▶ _Task to complete_:
Using the listing below, show all lines that hold the word "Medicals".

··· Data for processing

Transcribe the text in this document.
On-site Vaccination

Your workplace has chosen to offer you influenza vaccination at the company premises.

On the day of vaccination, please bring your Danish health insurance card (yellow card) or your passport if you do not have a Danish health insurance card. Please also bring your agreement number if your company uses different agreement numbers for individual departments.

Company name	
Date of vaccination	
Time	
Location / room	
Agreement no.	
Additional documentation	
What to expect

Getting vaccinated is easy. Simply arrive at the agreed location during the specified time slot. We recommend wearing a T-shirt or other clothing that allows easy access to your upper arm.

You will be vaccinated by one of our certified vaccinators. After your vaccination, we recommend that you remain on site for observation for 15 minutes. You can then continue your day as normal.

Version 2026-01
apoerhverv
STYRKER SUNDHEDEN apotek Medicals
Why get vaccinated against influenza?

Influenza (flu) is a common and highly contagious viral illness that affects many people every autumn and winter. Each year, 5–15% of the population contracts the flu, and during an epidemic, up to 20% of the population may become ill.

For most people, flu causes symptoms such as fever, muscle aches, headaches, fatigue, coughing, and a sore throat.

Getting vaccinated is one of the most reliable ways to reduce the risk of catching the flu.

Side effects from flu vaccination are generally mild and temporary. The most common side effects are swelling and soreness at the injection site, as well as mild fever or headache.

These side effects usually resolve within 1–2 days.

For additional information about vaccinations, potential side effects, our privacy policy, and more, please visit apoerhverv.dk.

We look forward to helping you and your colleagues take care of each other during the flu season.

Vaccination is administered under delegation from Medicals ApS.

······

▶ _Answer_:
STYRKER SUNDHEDEN apotek Medicals
Vaccination is administered under delegation from Medicals ApS.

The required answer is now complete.